Série d'exercices »
#1 D'après le texte sur le retour en classe pendant la pandémie, combien de fois par jour, en moyenne, faut-il laver les mains des élèves ?
#2 Pour chacun des énoncés suivants, indiquez s'il concorde avec le texte sur le retour en classe pendant la pandémie. Répondez par oui ou par non et citez les mots décisifs du texte.
(a) Le lavage des mains doit se faire en respectant une distance de 2 mètres.
(b) Établir un nouveau lien de confiance est simple chez les tout-petits.
(c) On demande aux professeurs de maintenir du travail pour deux niveaux de participation.
#3 Poursuivez le texte sur le retour en classe pendant la pandémie à la suite de sa dernière phrase.

Texte à étudier »
━━━━━━━━━━━━━━━━━━━━━━━━━━━━━━
Ensuite, que fait-on du lien de confiance? Si la présence de remplaçants est déjà un défi durant une année scolaire régulière, imaginez en contexte de pandémie. Établir un nouveau lien de confiance avec un enseignant en fin de parcours comme ça, ce n’est pas simple, surtout chez les tout-petits. Nos enfants ont besoin plus que jamais de stabilité pour ne pas perdre pied. Surtout si l’argument pour les renvoyer en classe repose sur la socialisation et la sécurité de la routine.

Les enfants vulnérables étaient au cœur des discussions pour envisager une réouverture. Comment les enseignants auront-ils du temps de qualité à consacrer à ces enfants entre le lavage des mains de 15 élèves, en moyenne une dizaine de fois par jour, et ce, en respectant une distance de 2 mètres sans équipement de protection individuelle? Entre les nombreux rappels de respecter la distance physique. Entre les nombreuses désinfections de matériel entre chaque activité? Surtout lorsqu’on considère qu’on demande aux professeurs de maintenir du travail pour trois niveaux de participation : temps plein, temps partiel et à distance. Comment arriver à jongler avec tout ça en offrant de la qualité à tous les étudiants?
━━━━━━━━━━━━━━━━━━━━━━━━━━━━━━
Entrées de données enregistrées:

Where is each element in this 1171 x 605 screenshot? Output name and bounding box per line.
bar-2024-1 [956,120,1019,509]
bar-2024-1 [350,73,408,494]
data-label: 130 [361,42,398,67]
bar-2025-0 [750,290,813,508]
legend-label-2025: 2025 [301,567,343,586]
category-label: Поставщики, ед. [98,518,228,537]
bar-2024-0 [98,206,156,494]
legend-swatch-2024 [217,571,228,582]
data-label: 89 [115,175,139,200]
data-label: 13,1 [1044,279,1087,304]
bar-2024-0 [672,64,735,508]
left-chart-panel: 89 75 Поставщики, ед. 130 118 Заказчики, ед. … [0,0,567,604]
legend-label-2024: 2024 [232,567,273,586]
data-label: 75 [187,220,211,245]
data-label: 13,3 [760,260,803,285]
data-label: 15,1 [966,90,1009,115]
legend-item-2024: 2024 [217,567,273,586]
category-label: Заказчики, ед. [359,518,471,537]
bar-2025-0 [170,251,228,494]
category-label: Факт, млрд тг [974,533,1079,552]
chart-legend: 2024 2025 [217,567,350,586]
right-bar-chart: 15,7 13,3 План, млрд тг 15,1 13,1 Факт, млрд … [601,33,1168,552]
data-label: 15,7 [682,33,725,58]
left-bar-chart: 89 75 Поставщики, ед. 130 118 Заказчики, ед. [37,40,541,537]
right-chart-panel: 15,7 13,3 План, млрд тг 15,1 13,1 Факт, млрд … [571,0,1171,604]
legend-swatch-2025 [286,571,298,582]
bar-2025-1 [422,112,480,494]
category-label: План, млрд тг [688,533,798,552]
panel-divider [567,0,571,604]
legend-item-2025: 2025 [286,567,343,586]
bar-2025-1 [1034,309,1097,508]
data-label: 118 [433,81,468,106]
━━━━━━━━━━━━━━━━━━━━━━━━━━━━━━
Corrigé »
#1 Une dizaine de fois par jour.

#2
(a) Oui : « en respectant une distance de 2 mètres sans équipement de protection individuelle »
(b) Non : « ce n’est pas simple, surtout chez les tout-petits »
(c) Non : « trois niveaux de participation : temps plein, temps partiel et à distance »

#3
Si l’emphase doit être mise sur les élèves en difficultés et ceux dont le milieu familial n’est pas sécuritaire, pourquoi ne pas mettre toute notre attention et nos ressources pour eux dans une première phase? Les faire venir en petit nombre, avec la possibilité de respecter la distanciation et leur offrir un environnement calme pour travailler les problématiques. Déployer toutes les ressources qui sont vraiment nécessaires à leur réussite. Cela offrirait aussi la possibilité aux enseignants d’avoir une période de transition. S’adapter au retour en classe avec un très petit nombre d’étudiants, tout comme l’on fait les milieux de garde d’urgence qui roulaient, selon le ministre Lacombe, avec un taux d’occupation inférieur à 4%. La possibilité de détecter les écueils et les corriger serait vraiment plus aisé.

Une amie enseignante soulevait un point que je trouvais primordial : on leur demande de garder un lien avec les élèves les plus vulnérables en leur demandant de venir en classe. Or, c’est malheureusement trop souvent avec ces élèves que les enseignants n’arrivent pas à avoir de suivi. Garder le contact relève de l’exploit. Vient aussi le sentiment de s’immiscer dans la vie des familles pour recommander fortement la présence à l’école. Le taux d’anxiété est déjà si élevé et la peur de mettre de l’huile sur le feu est grande. Ce qui m’amène la question suivante : qui sera responsable de s’assurer que les plus vulnérables reviennent en classe alors que la présence est volontaire? Quand on sait que même les intervenants de la DPJ n’ont plus accès, ou très difficilement, aux familles connues et suivies pour leurs nombreuses difficultés.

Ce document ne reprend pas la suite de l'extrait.